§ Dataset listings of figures

***

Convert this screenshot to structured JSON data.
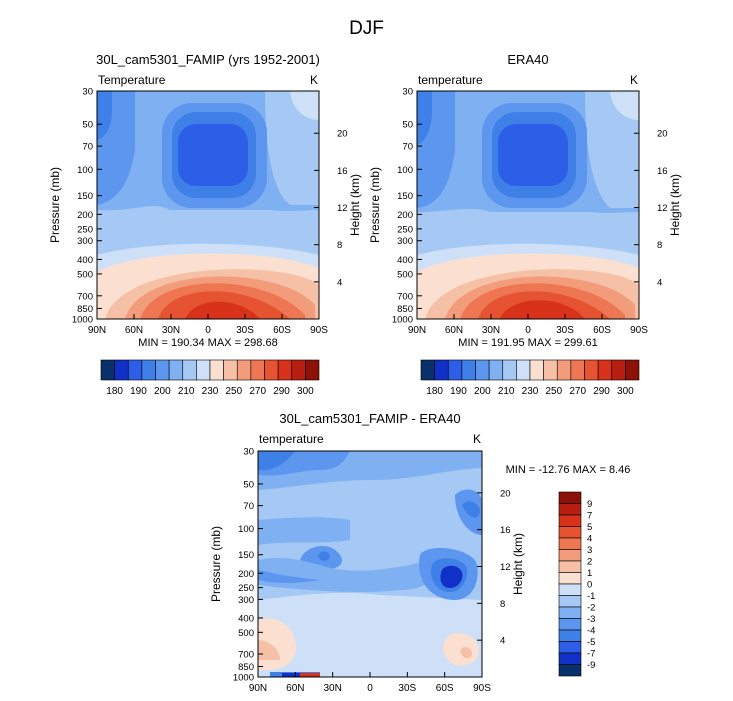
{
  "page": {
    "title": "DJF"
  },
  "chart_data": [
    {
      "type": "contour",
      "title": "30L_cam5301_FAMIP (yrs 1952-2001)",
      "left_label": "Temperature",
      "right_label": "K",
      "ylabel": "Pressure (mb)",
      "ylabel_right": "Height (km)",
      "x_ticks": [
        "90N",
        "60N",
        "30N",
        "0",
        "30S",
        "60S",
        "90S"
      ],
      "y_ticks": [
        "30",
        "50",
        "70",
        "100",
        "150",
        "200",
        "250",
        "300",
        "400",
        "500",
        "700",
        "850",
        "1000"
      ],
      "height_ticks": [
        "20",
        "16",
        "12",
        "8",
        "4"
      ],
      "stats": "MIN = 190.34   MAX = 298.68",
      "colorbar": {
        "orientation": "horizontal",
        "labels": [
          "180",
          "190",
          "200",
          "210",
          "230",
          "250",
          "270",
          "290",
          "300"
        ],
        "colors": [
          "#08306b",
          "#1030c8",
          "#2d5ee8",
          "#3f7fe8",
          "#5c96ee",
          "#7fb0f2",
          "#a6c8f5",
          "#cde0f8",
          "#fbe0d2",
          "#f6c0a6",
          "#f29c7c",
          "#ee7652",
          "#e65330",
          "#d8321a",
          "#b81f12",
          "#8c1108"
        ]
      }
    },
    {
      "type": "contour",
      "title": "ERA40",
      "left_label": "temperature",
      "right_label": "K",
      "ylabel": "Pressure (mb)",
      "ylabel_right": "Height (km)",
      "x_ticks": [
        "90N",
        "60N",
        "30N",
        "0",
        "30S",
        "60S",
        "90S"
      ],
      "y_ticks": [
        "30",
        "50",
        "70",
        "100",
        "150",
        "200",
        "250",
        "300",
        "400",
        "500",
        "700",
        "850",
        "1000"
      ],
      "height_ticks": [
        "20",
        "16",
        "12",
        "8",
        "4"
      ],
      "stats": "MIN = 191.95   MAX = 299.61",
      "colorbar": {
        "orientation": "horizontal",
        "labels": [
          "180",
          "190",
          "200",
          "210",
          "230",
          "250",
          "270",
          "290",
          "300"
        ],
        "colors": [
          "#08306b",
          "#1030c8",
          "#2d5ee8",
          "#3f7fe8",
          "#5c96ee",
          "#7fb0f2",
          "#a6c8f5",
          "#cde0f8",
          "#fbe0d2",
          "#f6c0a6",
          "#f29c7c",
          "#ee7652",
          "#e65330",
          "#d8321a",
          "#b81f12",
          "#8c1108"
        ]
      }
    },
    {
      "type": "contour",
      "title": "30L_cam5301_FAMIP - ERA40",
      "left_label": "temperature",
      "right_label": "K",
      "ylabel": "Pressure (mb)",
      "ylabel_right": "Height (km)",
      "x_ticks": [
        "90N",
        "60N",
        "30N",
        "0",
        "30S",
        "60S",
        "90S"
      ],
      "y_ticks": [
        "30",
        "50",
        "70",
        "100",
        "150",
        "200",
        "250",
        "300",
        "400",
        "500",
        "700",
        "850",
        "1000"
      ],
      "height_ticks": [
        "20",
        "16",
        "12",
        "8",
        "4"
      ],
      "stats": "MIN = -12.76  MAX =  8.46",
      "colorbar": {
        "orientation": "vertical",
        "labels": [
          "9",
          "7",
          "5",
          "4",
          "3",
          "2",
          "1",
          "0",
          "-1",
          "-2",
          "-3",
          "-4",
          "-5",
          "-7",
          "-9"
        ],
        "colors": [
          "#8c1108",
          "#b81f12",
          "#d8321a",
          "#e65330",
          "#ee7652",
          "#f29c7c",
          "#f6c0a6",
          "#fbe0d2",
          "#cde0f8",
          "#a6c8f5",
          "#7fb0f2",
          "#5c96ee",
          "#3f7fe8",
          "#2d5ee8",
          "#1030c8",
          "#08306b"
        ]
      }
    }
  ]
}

***

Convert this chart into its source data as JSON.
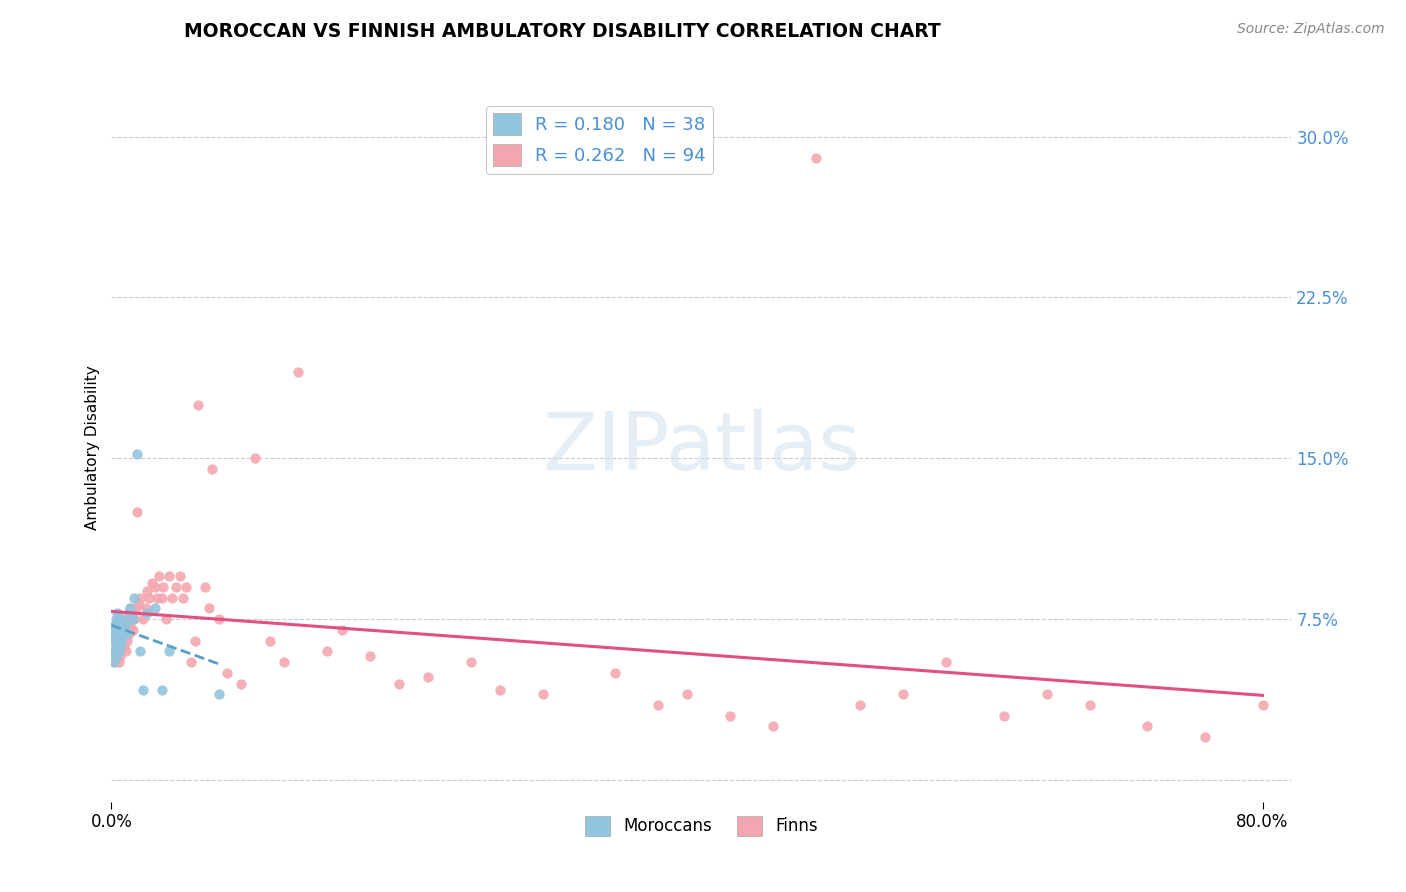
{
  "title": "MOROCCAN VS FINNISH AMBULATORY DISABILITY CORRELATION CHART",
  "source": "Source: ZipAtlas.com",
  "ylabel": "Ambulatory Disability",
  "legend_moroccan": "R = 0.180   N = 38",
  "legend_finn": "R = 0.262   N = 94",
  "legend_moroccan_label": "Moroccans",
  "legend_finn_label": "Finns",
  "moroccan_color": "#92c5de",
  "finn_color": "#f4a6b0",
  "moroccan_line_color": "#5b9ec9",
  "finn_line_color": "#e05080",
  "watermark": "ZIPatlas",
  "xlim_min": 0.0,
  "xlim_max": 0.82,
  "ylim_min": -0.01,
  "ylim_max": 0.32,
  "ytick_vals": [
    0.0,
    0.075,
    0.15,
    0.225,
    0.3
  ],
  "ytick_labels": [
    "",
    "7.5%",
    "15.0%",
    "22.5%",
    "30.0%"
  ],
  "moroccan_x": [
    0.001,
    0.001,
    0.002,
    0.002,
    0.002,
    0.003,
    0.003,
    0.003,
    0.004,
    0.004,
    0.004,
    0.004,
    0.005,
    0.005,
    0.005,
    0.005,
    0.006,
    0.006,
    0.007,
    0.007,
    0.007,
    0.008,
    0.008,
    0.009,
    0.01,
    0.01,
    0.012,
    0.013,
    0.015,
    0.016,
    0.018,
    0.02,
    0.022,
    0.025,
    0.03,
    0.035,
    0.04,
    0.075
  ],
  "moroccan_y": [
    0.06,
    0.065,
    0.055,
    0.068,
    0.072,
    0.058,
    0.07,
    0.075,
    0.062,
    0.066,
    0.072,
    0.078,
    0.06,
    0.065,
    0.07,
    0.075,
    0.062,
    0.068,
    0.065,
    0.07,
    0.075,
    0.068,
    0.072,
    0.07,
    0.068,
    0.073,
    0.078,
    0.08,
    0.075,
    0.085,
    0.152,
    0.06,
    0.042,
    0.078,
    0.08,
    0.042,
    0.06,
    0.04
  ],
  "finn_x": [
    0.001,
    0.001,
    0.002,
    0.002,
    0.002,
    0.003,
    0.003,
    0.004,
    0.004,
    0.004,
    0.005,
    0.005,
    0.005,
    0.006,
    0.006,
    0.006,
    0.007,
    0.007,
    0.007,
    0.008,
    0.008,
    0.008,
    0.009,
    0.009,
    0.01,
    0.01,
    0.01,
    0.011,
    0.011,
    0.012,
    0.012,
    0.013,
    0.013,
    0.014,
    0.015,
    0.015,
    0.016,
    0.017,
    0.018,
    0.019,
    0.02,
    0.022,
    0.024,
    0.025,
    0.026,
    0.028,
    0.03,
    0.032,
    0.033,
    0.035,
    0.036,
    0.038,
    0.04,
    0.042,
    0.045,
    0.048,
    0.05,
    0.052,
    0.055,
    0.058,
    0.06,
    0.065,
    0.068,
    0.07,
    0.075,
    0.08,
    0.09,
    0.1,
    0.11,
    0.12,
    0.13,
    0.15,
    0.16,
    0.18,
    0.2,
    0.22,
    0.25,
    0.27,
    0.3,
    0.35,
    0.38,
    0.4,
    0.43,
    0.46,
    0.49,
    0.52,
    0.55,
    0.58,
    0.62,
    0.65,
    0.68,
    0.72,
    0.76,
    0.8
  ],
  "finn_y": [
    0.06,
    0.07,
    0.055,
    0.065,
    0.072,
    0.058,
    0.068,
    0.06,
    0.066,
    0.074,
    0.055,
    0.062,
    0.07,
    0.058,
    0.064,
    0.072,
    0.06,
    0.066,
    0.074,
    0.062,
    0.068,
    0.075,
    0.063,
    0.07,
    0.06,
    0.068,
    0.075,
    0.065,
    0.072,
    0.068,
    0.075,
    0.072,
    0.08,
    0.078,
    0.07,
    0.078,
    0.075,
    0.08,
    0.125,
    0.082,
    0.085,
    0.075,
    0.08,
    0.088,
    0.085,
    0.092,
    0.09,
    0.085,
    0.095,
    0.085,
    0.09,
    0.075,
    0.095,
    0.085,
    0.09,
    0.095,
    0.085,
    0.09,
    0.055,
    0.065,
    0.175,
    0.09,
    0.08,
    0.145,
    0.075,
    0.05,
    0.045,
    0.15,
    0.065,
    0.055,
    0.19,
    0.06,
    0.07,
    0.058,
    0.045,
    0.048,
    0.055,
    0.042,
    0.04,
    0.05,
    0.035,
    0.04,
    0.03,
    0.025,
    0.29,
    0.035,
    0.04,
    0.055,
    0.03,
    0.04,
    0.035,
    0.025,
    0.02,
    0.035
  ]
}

***

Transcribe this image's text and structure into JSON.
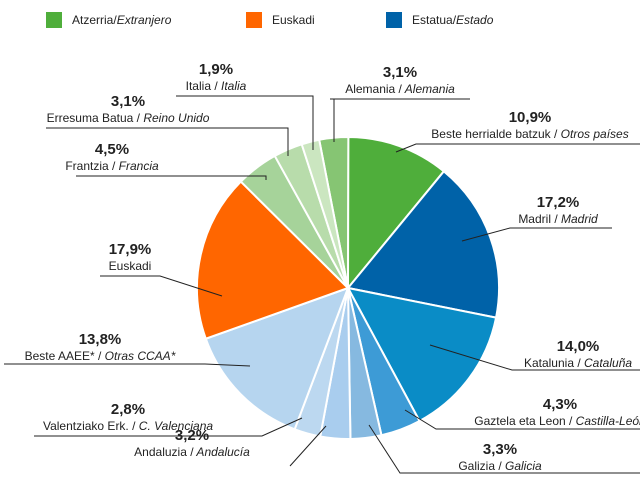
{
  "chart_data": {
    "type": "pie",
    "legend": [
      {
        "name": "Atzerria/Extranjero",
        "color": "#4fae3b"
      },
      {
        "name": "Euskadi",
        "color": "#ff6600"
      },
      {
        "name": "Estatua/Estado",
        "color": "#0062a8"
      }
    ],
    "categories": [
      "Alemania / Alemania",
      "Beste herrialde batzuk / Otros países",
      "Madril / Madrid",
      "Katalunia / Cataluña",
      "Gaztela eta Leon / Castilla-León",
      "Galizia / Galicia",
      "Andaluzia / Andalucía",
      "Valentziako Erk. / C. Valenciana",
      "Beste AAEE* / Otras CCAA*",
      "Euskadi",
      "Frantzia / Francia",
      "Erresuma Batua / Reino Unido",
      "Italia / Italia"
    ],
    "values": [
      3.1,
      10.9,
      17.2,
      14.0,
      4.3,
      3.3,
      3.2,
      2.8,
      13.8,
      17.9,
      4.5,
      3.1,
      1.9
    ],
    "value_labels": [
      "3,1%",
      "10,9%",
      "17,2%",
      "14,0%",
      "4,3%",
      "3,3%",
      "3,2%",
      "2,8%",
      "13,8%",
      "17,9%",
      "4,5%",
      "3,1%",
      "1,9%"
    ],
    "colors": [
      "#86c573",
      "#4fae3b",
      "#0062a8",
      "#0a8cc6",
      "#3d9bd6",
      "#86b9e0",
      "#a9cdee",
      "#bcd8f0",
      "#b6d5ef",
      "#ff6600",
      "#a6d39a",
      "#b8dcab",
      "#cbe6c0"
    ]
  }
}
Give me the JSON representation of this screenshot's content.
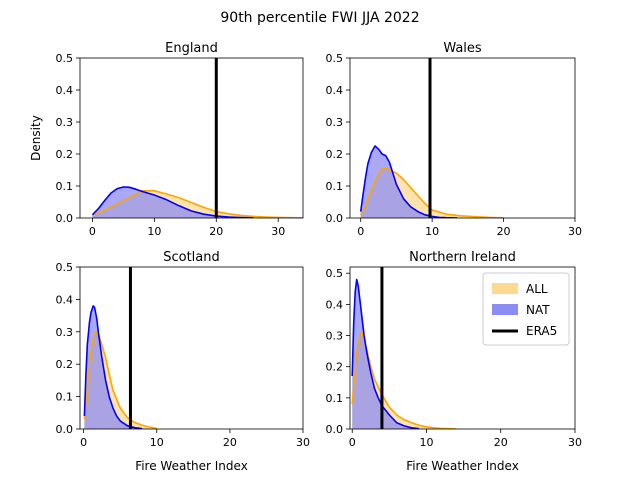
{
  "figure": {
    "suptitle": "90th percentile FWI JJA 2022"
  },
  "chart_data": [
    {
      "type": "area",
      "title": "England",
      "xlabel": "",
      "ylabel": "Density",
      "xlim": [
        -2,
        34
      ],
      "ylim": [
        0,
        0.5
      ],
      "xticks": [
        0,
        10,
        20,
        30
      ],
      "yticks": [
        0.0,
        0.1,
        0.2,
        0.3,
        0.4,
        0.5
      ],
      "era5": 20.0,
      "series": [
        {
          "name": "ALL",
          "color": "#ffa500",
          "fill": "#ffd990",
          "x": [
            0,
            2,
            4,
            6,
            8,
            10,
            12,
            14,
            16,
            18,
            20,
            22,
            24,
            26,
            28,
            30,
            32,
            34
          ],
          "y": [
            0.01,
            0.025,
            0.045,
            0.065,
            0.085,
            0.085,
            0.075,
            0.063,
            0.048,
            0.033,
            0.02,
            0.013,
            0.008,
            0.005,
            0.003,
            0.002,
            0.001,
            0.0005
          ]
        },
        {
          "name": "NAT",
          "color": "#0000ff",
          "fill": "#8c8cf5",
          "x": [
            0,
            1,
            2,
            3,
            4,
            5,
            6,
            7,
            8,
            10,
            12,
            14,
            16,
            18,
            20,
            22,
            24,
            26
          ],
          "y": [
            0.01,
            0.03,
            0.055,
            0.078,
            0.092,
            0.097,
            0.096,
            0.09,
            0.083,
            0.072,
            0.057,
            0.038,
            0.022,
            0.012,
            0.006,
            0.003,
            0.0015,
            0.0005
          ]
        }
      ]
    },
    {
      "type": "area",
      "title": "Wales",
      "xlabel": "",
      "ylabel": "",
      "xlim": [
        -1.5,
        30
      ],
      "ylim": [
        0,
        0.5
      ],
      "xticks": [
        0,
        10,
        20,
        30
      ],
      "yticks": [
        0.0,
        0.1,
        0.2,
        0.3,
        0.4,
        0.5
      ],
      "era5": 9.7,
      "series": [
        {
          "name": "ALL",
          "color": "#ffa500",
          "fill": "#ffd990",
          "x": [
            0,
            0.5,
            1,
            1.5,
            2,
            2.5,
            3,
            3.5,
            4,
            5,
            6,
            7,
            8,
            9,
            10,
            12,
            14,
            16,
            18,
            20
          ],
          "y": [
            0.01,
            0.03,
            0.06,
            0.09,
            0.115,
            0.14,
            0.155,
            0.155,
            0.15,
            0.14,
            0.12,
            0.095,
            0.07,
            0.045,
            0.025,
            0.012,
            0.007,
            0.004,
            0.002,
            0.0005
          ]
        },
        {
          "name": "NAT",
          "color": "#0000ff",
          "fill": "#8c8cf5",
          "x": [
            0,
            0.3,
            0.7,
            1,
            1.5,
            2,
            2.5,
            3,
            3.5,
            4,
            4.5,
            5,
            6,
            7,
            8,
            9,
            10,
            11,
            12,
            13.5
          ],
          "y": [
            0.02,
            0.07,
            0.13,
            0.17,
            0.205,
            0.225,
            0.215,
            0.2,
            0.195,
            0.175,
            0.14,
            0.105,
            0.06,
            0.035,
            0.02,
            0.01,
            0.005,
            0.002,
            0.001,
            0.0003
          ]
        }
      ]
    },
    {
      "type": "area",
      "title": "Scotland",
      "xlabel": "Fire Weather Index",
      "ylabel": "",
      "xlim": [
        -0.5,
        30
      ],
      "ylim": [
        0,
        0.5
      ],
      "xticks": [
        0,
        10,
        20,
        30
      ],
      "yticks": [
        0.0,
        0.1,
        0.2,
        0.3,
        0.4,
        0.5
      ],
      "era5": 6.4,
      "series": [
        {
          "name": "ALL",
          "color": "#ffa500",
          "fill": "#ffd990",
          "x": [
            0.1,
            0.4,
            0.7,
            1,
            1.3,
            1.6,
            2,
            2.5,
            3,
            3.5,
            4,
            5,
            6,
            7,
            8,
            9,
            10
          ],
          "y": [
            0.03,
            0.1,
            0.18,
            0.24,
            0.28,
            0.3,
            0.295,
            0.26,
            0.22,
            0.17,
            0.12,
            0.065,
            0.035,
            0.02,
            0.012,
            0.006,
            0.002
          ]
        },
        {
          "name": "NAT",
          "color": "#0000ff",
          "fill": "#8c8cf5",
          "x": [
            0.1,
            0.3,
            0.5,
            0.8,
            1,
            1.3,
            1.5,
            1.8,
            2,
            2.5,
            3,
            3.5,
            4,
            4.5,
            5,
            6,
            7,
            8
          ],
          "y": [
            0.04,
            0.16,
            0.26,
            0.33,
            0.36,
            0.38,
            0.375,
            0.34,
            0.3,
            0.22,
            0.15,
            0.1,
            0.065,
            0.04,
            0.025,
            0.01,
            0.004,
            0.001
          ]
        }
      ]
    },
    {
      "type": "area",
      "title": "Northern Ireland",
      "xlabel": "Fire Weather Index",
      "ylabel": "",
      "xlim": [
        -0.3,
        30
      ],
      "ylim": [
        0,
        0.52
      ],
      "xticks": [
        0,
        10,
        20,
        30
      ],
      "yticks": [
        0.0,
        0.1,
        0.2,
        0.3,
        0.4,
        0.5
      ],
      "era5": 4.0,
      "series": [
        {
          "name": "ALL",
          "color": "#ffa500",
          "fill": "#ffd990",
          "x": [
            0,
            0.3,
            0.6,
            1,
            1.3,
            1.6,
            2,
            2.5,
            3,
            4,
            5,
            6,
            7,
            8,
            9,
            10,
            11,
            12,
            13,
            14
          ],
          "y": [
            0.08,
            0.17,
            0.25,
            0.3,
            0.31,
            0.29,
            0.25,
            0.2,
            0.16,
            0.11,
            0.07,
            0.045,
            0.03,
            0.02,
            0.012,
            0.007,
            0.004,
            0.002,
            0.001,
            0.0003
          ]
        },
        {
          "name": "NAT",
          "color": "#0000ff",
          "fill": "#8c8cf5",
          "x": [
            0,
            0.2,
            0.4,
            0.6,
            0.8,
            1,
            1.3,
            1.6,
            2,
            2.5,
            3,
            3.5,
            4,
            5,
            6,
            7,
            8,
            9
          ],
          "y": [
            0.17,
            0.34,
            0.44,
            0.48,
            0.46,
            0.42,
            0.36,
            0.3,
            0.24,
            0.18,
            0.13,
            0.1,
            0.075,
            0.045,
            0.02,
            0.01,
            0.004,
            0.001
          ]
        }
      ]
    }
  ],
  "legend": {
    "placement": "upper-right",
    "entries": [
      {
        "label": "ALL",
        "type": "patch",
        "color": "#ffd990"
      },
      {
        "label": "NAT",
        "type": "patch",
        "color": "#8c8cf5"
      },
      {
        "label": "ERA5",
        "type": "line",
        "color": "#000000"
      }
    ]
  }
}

***

§ What to work on
Read through the entries and copy each line in which "Beste" appears.

§ Reply
      "Beste herrialde batzuk / Otros países",
      "Beste AAEE* / Otras CCAA*",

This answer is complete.